* _Short task_
Lines containing the string "många" are to be counted. Write only how many there are.
========
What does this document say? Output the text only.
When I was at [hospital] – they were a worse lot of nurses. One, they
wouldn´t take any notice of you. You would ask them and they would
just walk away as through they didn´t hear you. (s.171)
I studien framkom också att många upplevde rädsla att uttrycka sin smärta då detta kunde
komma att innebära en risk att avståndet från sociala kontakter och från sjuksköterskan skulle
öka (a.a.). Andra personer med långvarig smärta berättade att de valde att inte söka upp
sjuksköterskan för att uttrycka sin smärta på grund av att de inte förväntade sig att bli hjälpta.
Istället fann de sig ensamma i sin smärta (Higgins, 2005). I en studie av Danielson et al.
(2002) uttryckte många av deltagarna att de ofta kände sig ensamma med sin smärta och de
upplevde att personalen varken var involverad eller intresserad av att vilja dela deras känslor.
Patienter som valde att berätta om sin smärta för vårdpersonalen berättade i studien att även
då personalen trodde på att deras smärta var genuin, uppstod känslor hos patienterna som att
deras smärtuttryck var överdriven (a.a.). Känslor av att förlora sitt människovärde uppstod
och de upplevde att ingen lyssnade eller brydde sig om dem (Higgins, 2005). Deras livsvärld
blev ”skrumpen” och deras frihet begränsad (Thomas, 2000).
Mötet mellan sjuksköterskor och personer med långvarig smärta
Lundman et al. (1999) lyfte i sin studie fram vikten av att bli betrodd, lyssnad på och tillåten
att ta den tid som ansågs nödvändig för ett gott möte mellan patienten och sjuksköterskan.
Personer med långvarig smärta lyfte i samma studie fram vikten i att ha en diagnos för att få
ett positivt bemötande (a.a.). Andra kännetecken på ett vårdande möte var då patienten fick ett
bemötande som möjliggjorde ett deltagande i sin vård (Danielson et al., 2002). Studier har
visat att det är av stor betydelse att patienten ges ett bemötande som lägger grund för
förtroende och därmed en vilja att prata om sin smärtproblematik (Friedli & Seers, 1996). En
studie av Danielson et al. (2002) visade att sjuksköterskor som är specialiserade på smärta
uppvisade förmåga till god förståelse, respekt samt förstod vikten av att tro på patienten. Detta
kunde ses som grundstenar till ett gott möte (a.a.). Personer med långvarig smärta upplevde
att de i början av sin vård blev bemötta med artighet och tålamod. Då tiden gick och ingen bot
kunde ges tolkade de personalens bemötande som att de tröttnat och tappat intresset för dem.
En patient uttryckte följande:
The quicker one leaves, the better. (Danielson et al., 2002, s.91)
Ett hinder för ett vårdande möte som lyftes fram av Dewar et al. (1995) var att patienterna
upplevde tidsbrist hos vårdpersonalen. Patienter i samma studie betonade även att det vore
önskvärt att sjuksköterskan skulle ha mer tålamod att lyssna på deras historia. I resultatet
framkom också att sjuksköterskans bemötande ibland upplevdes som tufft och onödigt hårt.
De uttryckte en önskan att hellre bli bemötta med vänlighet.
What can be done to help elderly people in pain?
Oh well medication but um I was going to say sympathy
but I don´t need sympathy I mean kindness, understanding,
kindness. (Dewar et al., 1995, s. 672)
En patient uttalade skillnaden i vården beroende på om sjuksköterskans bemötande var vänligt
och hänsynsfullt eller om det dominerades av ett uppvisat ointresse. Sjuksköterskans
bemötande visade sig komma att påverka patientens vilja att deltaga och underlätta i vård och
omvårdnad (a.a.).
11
========
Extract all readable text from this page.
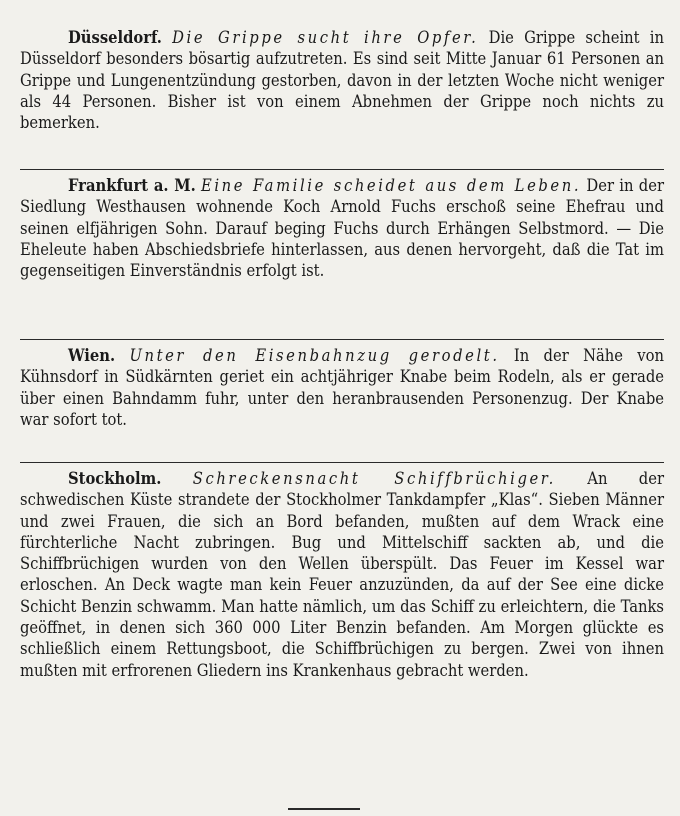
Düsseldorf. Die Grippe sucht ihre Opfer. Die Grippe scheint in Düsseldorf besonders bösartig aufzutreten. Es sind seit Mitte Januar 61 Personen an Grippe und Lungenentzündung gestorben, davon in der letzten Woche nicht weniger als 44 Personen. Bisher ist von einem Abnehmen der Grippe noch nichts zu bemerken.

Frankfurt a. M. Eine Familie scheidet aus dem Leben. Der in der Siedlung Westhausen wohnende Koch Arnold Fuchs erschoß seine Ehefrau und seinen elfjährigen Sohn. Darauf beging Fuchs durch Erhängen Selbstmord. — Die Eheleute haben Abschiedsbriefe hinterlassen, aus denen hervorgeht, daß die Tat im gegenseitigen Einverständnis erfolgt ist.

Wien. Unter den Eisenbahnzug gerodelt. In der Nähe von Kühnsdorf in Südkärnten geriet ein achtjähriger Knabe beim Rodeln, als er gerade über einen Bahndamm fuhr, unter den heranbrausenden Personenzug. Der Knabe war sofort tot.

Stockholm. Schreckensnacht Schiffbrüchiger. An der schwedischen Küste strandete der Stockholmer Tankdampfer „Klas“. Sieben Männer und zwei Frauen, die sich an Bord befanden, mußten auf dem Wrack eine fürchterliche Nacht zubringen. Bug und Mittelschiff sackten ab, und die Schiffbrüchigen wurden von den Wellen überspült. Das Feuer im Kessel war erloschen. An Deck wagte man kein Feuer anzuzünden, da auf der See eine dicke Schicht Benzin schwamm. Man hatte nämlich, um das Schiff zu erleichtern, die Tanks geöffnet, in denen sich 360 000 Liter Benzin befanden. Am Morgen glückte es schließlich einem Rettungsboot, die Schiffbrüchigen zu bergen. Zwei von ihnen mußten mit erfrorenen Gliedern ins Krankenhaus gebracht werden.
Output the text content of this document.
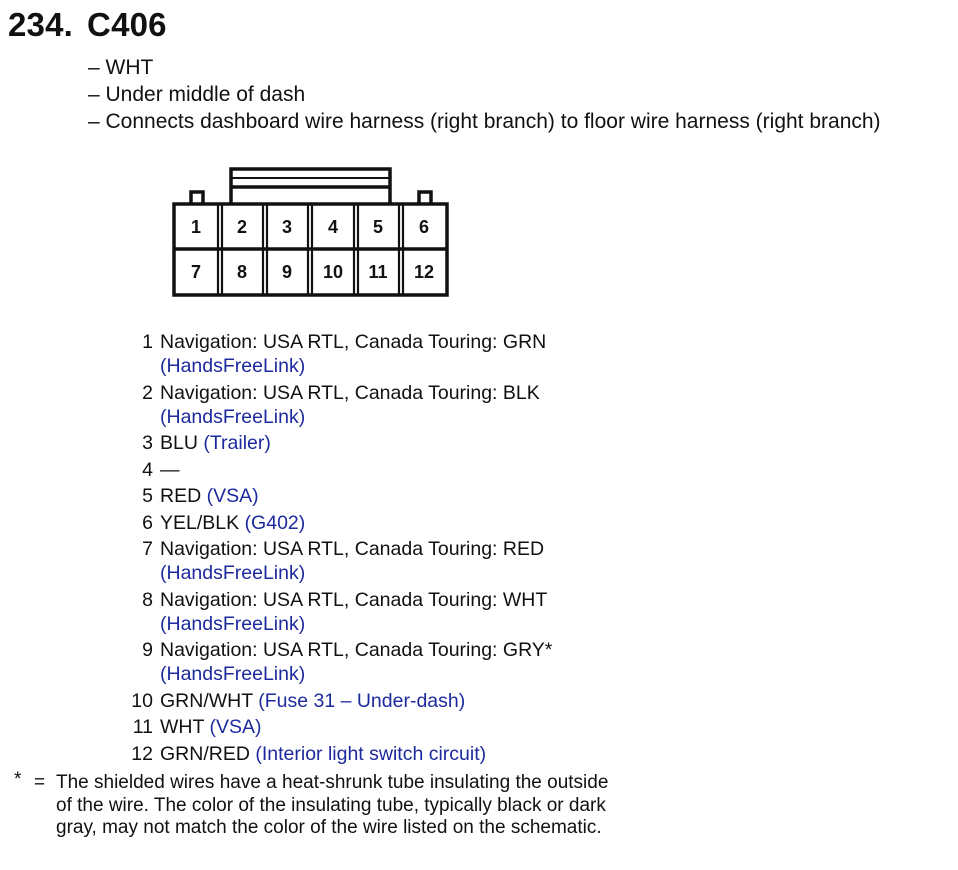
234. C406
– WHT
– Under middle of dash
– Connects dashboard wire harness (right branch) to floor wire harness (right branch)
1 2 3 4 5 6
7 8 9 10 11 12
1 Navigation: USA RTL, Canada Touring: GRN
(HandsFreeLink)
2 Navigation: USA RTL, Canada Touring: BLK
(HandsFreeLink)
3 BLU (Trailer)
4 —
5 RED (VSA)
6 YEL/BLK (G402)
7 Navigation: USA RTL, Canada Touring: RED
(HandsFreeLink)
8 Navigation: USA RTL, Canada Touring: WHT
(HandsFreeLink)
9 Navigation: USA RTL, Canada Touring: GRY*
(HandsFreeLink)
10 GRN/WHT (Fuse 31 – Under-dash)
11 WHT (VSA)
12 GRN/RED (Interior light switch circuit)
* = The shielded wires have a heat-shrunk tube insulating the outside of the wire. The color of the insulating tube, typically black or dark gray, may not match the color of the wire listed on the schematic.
========
* _Answer to the problem_
2